## Task instructions:
Please copy every one of the entries below back out word for word, leaving each line unchanged.

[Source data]
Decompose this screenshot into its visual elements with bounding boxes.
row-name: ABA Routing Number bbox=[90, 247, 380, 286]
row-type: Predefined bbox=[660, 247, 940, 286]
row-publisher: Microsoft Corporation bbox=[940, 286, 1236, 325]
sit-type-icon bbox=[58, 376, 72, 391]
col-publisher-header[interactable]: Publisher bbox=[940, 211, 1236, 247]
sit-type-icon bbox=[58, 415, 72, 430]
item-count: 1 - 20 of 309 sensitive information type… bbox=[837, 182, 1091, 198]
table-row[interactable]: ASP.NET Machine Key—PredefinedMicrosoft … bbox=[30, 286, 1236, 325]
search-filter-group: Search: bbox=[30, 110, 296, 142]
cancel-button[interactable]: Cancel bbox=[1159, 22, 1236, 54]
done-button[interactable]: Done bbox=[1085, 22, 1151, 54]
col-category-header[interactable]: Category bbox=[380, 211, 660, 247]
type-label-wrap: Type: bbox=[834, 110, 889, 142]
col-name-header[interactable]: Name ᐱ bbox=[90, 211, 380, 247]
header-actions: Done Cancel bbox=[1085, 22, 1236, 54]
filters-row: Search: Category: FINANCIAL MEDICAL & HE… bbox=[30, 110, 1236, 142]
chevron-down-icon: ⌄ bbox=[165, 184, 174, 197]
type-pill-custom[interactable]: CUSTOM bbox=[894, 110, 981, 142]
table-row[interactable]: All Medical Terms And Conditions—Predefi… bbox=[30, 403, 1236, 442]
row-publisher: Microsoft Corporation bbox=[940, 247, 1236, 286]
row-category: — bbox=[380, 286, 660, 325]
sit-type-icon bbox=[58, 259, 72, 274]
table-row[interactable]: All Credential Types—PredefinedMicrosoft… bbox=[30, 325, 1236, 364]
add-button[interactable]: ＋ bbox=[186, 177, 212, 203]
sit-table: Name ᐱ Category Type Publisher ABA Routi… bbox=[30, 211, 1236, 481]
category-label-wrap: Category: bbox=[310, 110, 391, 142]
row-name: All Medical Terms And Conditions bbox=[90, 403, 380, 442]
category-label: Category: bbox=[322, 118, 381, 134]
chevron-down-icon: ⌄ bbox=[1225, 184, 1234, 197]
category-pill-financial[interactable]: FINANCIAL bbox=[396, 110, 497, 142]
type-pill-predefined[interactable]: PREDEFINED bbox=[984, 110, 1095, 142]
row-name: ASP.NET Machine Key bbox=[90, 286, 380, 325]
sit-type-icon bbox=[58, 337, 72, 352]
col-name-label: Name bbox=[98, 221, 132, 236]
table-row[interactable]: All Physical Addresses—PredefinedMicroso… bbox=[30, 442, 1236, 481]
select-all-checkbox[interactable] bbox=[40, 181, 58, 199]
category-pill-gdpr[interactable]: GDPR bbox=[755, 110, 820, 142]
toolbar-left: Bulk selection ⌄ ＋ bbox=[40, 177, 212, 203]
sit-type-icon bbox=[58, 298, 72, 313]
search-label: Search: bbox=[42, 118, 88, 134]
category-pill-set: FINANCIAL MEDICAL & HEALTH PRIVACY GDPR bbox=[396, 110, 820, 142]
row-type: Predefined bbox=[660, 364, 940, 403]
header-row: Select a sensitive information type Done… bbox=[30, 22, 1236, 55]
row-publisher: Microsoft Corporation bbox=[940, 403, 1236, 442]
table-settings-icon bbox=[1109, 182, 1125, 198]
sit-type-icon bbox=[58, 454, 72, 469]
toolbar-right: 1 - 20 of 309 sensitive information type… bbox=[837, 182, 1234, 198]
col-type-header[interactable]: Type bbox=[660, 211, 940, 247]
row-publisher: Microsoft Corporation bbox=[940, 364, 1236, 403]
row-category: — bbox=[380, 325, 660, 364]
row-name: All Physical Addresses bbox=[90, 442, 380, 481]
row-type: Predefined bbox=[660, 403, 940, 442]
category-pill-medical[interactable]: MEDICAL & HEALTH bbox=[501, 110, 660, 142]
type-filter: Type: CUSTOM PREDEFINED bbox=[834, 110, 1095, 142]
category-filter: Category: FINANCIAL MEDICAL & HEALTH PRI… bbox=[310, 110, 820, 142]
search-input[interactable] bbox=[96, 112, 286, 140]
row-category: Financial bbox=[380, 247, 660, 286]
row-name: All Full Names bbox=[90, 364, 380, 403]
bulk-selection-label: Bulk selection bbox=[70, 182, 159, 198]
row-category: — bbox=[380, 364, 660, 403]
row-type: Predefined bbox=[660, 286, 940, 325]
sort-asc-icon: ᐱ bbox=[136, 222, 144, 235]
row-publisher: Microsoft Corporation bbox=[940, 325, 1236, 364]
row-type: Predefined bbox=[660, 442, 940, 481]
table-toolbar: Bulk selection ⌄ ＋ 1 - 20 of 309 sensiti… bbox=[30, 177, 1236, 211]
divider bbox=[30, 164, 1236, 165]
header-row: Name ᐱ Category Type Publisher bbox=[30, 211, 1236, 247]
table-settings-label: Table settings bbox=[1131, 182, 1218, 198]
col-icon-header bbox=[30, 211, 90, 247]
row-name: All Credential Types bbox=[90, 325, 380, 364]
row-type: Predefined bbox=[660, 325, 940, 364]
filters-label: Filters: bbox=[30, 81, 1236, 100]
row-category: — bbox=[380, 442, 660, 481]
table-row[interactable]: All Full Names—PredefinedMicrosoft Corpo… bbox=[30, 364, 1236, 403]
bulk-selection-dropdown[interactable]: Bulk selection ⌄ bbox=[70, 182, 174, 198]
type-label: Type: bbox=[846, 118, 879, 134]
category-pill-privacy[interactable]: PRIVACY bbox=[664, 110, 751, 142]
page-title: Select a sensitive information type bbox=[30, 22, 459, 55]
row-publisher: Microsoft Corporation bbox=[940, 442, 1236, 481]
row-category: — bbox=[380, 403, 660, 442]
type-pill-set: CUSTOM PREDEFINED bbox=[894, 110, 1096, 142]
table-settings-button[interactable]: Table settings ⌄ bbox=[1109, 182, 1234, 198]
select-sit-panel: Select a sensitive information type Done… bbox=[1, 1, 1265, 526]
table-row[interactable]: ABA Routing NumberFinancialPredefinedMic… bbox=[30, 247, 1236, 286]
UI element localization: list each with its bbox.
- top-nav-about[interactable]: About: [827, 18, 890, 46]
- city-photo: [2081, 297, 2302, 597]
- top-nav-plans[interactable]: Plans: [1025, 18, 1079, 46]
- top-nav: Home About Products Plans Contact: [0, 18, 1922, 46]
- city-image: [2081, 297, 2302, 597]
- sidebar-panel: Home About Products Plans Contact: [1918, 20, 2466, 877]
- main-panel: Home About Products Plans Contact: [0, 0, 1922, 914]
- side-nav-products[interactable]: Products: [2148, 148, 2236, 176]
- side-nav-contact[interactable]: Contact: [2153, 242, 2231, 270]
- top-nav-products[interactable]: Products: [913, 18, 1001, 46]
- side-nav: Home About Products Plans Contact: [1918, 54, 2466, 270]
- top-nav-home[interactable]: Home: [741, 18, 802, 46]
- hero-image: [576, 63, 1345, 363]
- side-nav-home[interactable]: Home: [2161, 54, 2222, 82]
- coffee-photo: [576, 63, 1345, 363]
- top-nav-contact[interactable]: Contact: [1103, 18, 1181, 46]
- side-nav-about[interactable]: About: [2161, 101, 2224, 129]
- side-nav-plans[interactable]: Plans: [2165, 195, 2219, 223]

## Answer to the exercise:
Decompose this screenshot into its visual elements with bounding boxes.
row-name: ABA Routing Number bbox=[90, 247, 380, 286]
row-type: Predefined bbox=[660, 247, 940, 286]
row-publisher: Microsoft Corporation bbox=[940, 286, 1236, 325]
sit-type-icon bbox=[58, 376, 72, 391]
col-publisher-header[interactable]: Publisher bbox=[940, 211, 1236, 247]
sit-type-icon bbox=[58, 415, 72, 430]
item-count: 1 - 20 of 309 sensitive information type… bbox=[837, 182, 1091, 198]
table-row[interactable]: ASP.NET Machine Key—PredefinedMicrosoft … bbox=[30, 286, 1236, 325]
search-filter-group: Search: bbox=[30, 110, 296, 142]
cancel-button[interactable]: Cancel bbox=[1159, 22, 1236, 54]
done-button[interactable]: Done bbox=[1085, 22, 1151, 54]
col-category-header[interactable]: Category bbox=[380, 211, 660, 247]
type-label-wrap: Type: bbox=[834, 110, 889, 142]
col-name-header[interactable]: Name ᐱ bbox=[90, 211, 380, 247]
header-actions: Done Cancel bbox=[1085, 22, 1236, 54]
filters-row: Search: Category: FINANCIAL MEDICAL & HE… bbox=[30, 110, 1236, 142]
chevron-down-icon: ⌄ bbox=[165, 184, 174, 197]
type-pill-custom[interactable]: CUSTOM bbox=[894, 110, 981, 142]
table-row[interactable]: All Medical Terms And Conditions—Predefi… bbox=[30, 403, 1236, 442]
row-publisher: Microsoft Corporation bbox=[940, 247, 1236, 286]
row-category: — bbox=[380, 286, 660, 325]
sit-type-icon bbox=[58, 259, 72, 274]
table-row[interactable]: All Credential Types—PredefinedMicrosoft… bbox=[30, 325, 1236, 364]
add-button[interactable]: ＋ bbox=[186, 177, 212, 203]
sit-table: Name ᐱ Category Type Publisher ABA Routi… bbox=[30, 211, 1236, 481]
category-label-wrap: Category: bbox=[310, 110, 391, 142]
row-name: All Medical Terms And Conditions bbox=[90, 403, 380, 442]
category-label: Category: bbox=[322, 118, 381, 134]
chevron-down-icon: ⌄ bbox=[1225, 184, 1234, 197]
category-pill-financial[interactable]: FINANCIAL bbox=[396, 110, 497, 142]
type-pill-predefined[interactable]: PREDEFINED bbox=[984, 110, 1095, 142]
row-name: ASP.NET Machine Key bbox=[90, 286, 380, 325]
sit-type-icon bbox=[58, 337, 72, 352]
col-name-label: Name bbox=[98, 221, 132, 236]
table-row[interactable]: All Physical Addresses—PredefinedMicroso… bbox=[30, 442, 1236, 481]
select-all-checkbox[interactable] bbox=[40, 181, 58, 199]
category-pill-gdpr[interactable]: GDPR bbox=[755, 110, 820, 142]
toolbar-left: Bulk selection ⌄ ＋ bbox=[40, 177, 212, 203]
sit-type-icon bbox=[58, 298, 72, 313]
search-label: Search: bbox=[42, 118, 88, 134]
category-pill-set: FINANCIAL MEDICAL & HEALTH PRIVACY GDPR bbox=[396, 110, 820, 142]
row-type: Predefined bbox=[660, 364, 940, 403]
header-row: Select a sensitive information type Done… bbox=[30, 22, 1236, 55]
row-publisher: Microsoft Corporation bbox=[940, 403, 1236, 442]
table-settings-icon bbox=[1109, 182, 1125, 198]
sit-type-icon bbox=[58, 454, 72, 469]
toolbar-right: 1 - 20 of 309 sensitive information type… bbox=[837, 182, 1234, 198]
col-type-header[interactable]: Type bbox=[660, 211, 940, 247]
row-publisher: Microsoft Corporation bbox=[940, 364, 1236, 403]
row-category: — bbox=[380, 325, 660, 364]
row-name: All Physical Addresses bbox=[90, 442, 380, 481]
row-type: Predefined bbox=[660, 403, 940, 442]
category-pill-medical[interactable]: MEDICAL & HEALTH bbox=[501, 110, 660, 142]
type-filter: Type: CUSTOM PREDEFINED bbox=[834, 110, 1095, 142]
category-filter: Category: FINANCIAL MEDICAL & HEALTH PRI… bbox=[310, 110, 820, 142]
search-input[interactable] bbox=[96, 112, 286, 140]
row-category: Financial bbox=[380, 247, 660, 286]
row-name: All Full Names bbox=[90, 364, 380, 403]
bulk-selection-label: Bulk selection bbox=[70, 182, 159, 198]
row-category: — bbox=[380, 364, 660, 403]
row-type: Predefined bbox=[660, 286, 940, 325]
sort-asc-icon: ᐱ bbox=[136, 222, 144, 235]
row-publisher: Microsoft Corporation bbox=[940, 325, 1236, 364]
row-type: Predefined bbox=[660, 442, 940, 481]
table-toolbar: Bulk selection ⌄ ＋ 1 - 20 of 309 sensiti… bbox=[30, 177, 1236, 211]
divider bbox=[30, 164, 1236, 165]
header-row: Name ᐱ Category Type Publisher bbox=[30, 211, 1236, 247]
table-settings-label: Table settings bbox=[1131, 182, 1218, 198]
col-icon-header bbox=[30, 211, 90, 247]
row-name: All Credential Types bbox=[90, 325, 380, 364]
row-type: Predefined bbox=[660, 325, 940, 364]
filters-label: Filters: bbox=[30, 81, 1236, 100]
row-category: — bbox=[380, 442, 660, 481]
table-row[interactable]: All Full Names—PredefinedMicrosoft Corpo… bbox=[30, 364, 1236, 403]
bulk-selection-dropdown[interactable]: Bulk selection ⌄ bbox=[70, 182, 174, 198]
type-label: Type: bbox=[846, 118, 879, 134]
category-pill-privacy[interactable]: PRIVACY bbox=[664, 110, 751, 142]
page-title: Select a sensitive information type bbox=[30, 22, 459, 55]
row-publisher: Microsoft Corporation bbox=[940, 442, 1236, 481]
row-category: — bbox=[380, 403, 660, 442]
type-pill-set: CUSTOM PREDEFINED bbox=[894, 110, 1096, 142]
table-settings-button[interactable]: Table settings ⌄ bbox=[1109, 182, 1234, 198]
select-sit-panel: Select a sensitive information type Done… bbox=[1, 1, 1265, 526]
table-row[interactable]: ABA Routing NumberFinancialPredefinedMic… bbox=[30, 247, 1236, 286]
UI element localization: list each with its bbox.
- top-nav-about[interactable]: About: [827, 18, 890, 46]
- city-photo: [2081, 297, 2302, 597]
- top-nav-plans[interactable]: Plans: [1025, 18, 1079, 46]
- top-nav: Home About Products Plans Contact: [0, 18, 1922, 46]
- city-image: [2081, 297, 2302, 597]
- sidebar-panel: Home About Products Plans Contact: [1918, 20, 2466, 877]
- main-panel: Home About Products Plans Contact: [0, 0, 1922, 914]
- side-nav-products[interactable]: Products: [2148, 148, 2236, 176]
- side-nav-contact[interactable]: Contact: [2153, 242, 2231, 270]
- top-nav-products[interactable]: Products: [913, 18, 1001, 46]
- side-nav: Home About Products Plans Contact: [1918, 54, 2466, 270]
- top-nav-home[interactable]: Home: [741, 18, 802, 46]
- hero-image: [576, 63, 1345, 363]
- side-nav-home[interactable]: Home: [2161, 54, 2222, 82]
- coffee-photo: [576, 63, 1345, 363]
- top-nav-contact[interactable]: Contact: [1103, 18, 1181, 46]
- side-nav-about[interactable]: About: [2161, 101, 2224, 129]
- side-nav-plans[interactable]: Plans: [2165, 195, 2219, 223]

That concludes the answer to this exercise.